* Start *

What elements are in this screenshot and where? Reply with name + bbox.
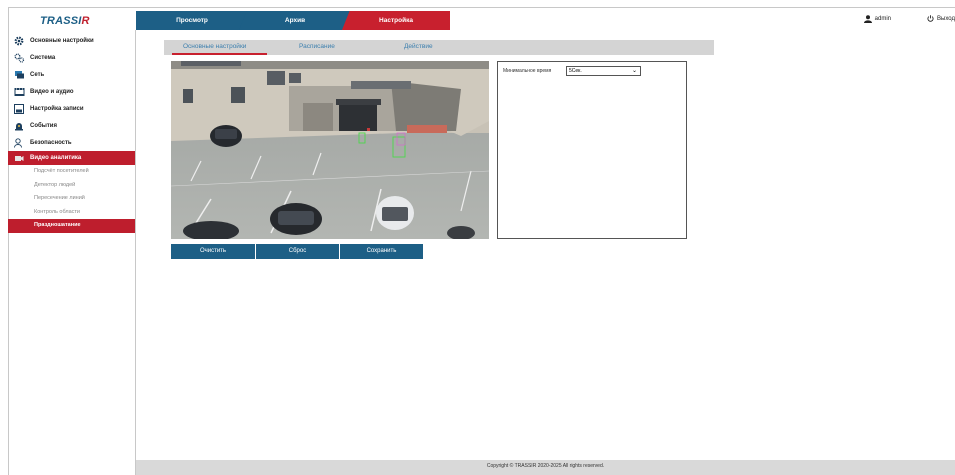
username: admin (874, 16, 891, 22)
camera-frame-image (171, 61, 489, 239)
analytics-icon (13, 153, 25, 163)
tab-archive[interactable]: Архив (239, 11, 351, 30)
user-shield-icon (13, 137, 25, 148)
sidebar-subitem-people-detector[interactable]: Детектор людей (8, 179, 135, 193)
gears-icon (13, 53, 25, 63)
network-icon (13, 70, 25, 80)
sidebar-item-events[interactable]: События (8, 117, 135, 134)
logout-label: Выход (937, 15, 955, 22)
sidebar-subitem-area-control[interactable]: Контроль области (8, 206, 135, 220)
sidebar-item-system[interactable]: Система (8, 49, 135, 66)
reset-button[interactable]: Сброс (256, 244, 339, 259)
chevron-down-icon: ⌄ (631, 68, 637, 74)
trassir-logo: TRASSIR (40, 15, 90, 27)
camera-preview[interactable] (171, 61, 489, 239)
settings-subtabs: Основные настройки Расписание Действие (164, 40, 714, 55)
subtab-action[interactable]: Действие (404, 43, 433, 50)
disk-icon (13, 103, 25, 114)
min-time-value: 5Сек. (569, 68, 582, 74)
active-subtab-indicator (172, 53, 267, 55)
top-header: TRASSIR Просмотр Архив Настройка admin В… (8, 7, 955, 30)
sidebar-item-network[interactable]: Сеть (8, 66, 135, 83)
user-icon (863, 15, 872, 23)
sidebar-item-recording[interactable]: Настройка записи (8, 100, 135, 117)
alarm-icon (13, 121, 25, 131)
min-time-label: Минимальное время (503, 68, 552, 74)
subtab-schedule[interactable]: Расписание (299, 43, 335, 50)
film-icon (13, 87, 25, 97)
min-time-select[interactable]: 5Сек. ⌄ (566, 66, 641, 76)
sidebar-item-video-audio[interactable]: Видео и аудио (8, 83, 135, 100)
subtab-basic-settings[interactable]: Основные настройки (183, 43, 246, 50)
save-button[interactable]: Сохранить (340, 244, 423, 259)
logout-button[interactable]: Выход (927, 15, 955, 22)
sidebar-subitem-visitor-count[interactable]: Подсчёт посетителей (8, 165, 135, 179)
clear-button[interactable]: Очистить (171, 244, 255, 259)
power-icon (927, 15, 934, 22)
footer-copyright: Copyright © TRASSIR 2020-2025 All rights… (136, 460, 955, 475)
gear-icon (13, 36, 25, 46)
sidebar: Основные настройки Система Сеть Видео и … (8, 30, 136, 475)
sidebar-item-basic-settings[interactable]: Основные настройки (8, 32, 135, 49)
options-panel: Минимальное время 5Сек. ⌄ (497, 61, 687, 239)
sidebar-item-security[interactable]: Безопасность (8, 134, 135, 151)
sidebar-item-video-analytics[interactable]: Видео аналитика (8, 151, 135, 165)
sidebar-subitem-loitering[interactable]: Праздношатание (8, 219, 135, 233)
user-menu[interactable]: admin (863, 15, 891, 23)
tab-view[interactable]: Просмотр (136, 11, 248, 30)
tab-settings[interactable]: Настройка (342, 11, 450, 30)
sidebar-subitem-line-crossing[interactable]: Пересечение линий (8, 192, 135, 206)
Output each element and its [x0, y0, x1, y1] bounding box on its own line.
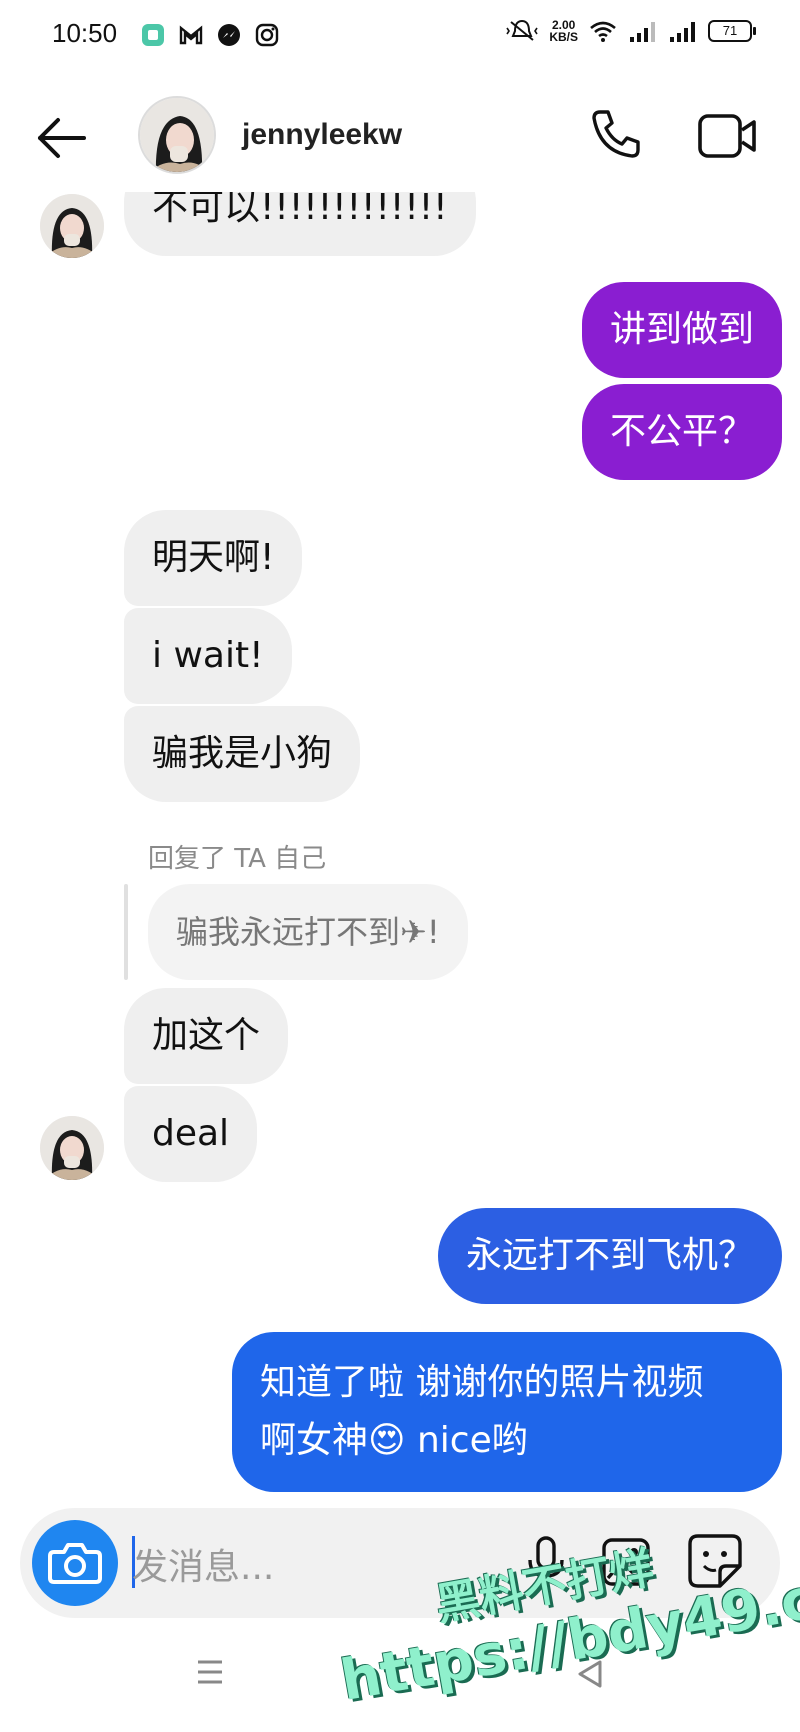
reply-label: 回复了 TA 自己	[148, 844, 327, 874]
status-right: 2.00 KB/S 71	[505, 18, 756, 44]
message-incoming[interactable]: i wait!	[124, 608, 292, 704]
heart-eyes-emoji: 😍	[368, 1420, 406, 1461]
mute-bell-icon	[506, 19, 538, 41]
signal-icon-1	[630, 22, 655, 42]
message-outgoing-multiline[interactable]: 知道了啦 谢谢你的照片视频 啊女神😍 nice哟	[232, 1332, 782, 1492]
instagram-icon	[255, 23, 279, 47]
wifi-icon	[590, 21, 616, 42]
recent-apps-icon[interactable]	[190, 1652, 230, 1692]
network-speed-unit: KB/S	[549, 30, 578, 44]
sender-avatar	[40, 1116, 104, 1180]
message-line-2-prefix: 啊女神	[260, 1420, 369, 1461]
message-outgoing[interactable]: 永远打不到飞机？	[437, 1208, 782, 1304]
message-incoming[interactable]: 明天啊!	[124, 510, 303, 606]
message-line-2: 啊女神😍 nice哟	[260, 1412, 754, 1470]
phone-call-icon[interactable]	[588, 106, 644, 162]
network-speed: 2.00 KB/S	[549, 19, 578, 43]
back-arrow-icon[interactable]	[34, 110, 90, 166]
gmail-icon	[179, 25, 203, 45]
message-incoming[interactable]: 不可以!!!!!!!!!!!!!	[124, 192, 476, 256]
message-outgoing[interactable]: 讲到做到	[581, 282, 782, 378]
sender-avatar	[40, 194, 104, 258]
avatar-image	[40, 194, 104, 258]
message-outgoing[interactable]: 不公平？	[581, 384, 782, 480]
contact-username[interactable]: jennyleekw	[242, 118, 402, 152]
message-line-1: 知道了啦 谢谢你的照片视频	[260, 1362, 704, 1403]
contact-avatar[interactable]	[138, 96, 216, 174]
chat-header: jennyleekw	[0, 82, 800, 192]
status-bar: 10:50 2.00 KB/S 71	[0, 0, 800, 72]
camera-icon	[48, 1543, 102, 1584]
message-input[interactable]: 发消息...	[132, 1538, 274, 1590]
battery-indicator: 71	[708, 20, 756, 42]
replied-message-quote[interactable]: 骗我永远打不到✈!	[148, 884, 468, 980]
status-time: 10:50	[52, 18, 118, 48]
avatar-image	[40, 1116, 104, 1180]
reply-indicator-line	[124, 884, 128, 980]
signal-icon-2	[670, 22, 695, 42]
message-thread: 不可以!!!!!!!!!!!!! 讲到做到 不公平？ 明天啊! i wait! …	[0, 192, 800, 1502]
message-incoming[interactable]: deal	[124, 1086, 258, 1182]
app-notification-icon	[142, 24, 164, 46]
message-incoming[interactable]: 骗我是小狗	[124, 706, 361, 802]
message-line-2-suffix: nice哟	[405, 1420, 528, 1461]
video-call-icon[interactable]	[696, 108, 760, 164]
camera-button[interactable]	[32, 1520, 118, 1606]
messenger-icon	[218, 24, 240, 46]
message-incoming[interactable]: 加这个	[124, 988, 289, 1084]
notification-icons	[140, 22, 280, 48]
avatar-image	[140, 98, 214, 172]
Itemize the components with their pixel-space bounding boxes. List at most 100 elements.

* End *

> _Job_
Extract every line above without altering any wording, leaving out the pictures.

> _Output of the task_
What elements are in this screenshot and where? Reply with name + bbox.
username: admin (874, 16, 891, 22)
camera-frame-image (171, 61, 489, 239)
analytics-icon (13, 153, 25, 163)
tab-archive[interactable]: Архив (239, 11, 351, 30)
user-shield-icon (13, 137, 25, 148)
sidebar-subitem-people-detector[interactable]: Детектор людей (8, 179, 135, 193)
gears-icon (13, 53, 25, 63)
network-icon (13, 70, 25, 80)
sidebar-item-events[interactable]: События (8, 117, 135, 134)
logout-label: Выход (937, 15, 955, 22)
sidebar-subitem-area-control[interactable]: Контроль области (8, 206, 135, 220)
sidebar-item-system[interactable]: Система (8, 49, 135, 66)
reset-button[interactable]: Сброс (256, 244, 339, 259)
chevron-down-icon: ⌄ (631, 68, 637, 74)
trassir-logo: TRASSIR (40, 15, 90, 27)
camera-preview[interactable] (171, 61, 489, 239)
settings-subtabs: Основные настройки Расписание Действие (164, 40, 714, 55)
subtab-action[interactable]: Действие (404, 43, 433, 50)
disk-icon (13, 103, 25, 114)
min-time-value: 5Сек. (569, 68, 582, 74)
active-subtab-indicator (172, 53, 267, 55)
top-header: TRASSIR Просмотр Архив Настройка admin В… (8, 7, 955, 30)
sidebar-item-network[interactable]: Сеть (8, 66, 135, 83)
user-icon (863, 15, 872, 23)
sidebar-item-recording[interactable]: Настройка записи (8, 100, 135, 117)
alarm-icon (13, 121, 25, 131)
min-time-label: Минимальное время (503, 68, 552, 74)
subtab-schedule[interactable]: Расписание (299, 43, 335, 50)
film-icon (13, 87, 25, 97)
min-time-select[interactable]: 5Сек. ⌄ (566, 66, 641, 76)
sidebar-item-video-audio[interactable]: Видео и аудио (8, 83, 135, 100)
subtab-basic-settings[interactable]: Основные настройки (183, 43, 246, 50)
save-button[interactable]: Сохранить (340, 244, 423, 259)
logout-button[interactable]: Выход (927, 15, 955, 22)
sidebar-subitem-visitor-count[interactable]: Подсчёт посетителей (8, 165, 135, 179)
clear-button[interactable]: Очистить (171, 244, 255, 259)
power-icon (927, 15, 934, 22)
footer-copyright: Copyright © TRASSIR 2020-2025 All rights… (136, 460, 955, 475)
gear-icon (13, 36, 25, 46)
sidebar: Основные настройки Система Сеть Видео и … (8, 30, 136, 475)
sidebar-item-basic-settings[interactable]: Основные настройки (8, 32, 135, 49)
options-panel: Минимальное время 5Сек. ⌄ (497, 61, 687, 239)
sidebar-item-security[interactable]: Безопасность (8, 134, 135, 151)
sidebar-item-video-analytics[interactable]: Видео аналитика (8, 151, 135, 165)
sidebar-subitem-loitering[interactable]: Праздношатание (8, 219, 135, 233)
user-menu[interactable]: admin (863, 15, 891, 23)
tab-view[interactable]: Просмотр (136, 11, 248, 30)
tab-settings[interactable]: Настройка (342, 11, 450, 30)
sidebar-subitem-line-crossing[interactable]: Пересечение линий (8, 192, 135, 206)
Output each element and its [x0, y0, x1, y1] bounding box on its own line.
reply-label: 回复了 TA 自己	[148, 844, 327, 874]
status-right: 2.00 KB/S 71	[505, 18, 756, 44]
message-incoming[interactable]: i wait!	[124, 608, 292, 704]
heart-eyes-emoji: 😍	[368, 1420, 406, 1461]
mute-bell-icon	[506, 19, 538, 41]
signal-icon-1	[630, 22, 655, 42]
message-outgoing-multiline[interactable]: 知道了啦 谢谢你的照片视频 啊女神😍 nice哟	[232, 1332, 782, 1492]
instagram-icon	[255, 23, 279, 47]
wifi-icon	[590, 21, 616, 42]
recent-apps-icon[interactable]	[190, 1652, 230, 1692]
network-speed-unit: KB/S	[549, 30, 578, 44]
sender-avatar	[40, 1116, 104, 1180]
message-line-2-prefix: 啊女神	[260, 1420, 369, 1461]
message-outgoing[interactable]: 永远打不到飞机？	[437, 1208, 782, 1304]
message-incoming[interactable]: 明天啊!	[124, 510, 303, 606]
message-line-2: 啊女神😍 nice哟	[260, 1412, 754, 1470]
phone-call-icon[interactable]	[588, 106, 644, 162]
network-speed: 2.00 KB/S	[549, 19, 578, 43]
back-arrow-icon[interactable]	[34, 110, 90, 166]
gmail-icon	[179, 25, 203, 45]
message-incoming[interactable]: 不可以!!!!!!!!!!!!!	[124, 192, 476, 256]
message-outgoing[interactable]: 讲到做到	[581, 282, 782, 378]
sender-avatar	[40, 194, 104, 258]
avatar-image	[40, 194, 104, 258]
message-outgoing[interactable]: 不公平？	[581, 384, 782, 480]
contact-username[interactable]: jennyleekw	[242, 118, 402, 152]
message-line-1: 知道了啦 谢谢你的照片视频	[260, 1362, 704, 1403]
contact-avatar[interactable]	[138, 96, 216, 174]
chat-header: jennyleekw	[0, 82, 800, 192]
status-bar: 10:50 2.00 KB/S 71	[0, 0, 800, 72]
camera-icon	[48, 1543, 102, 1584]
message-input[interactable]: 发消息...	[132, 1538, 274, 1590]
battery-indicator: 71	[708, 20, 756, 42]
replied-message-quote[interactable]: 骗我永远打不到✈!	[148, 884, 468, 980]
status-time: 10:50	[52, 18, 118, 48]
avatar-image	[40, 1116, 104, 1180]
reply-indicator-line	[124, 884, 128, 980]
signal-icon-2	[670, 22, 695, 42]
message-thread: 不可以!!!!!!!!!!!!! 讲到做到 不公平？ 明天啊! i wait! …	[0, 192, 800, 1502]
message-incoming[interactable]: deal	[124, 1086, 258, 1182]
app-notification-icon	[142, 24, 164, 46]
message-incoming[interactable]: 骗我是小狗	[124, 706, 361, 802]
message-line-2-suffix: nice哟	[405, 1420, 528, 1461]
video-call-icon[interactable]	[696, 108, 760, 164]
camera-button[interactable]	[32, 1520, 118, 1606]
messenger-icon	[218, 24, 240, 46]
message-incoming[interactable]: 加这个	[124, 988, 289, 1084]
notification-icons	[140, 22, 280, 48]
avatar-image	[140, 98, 214, 172]
Itemize the components with their pixel-space bounding boxes. List at most 100 elements.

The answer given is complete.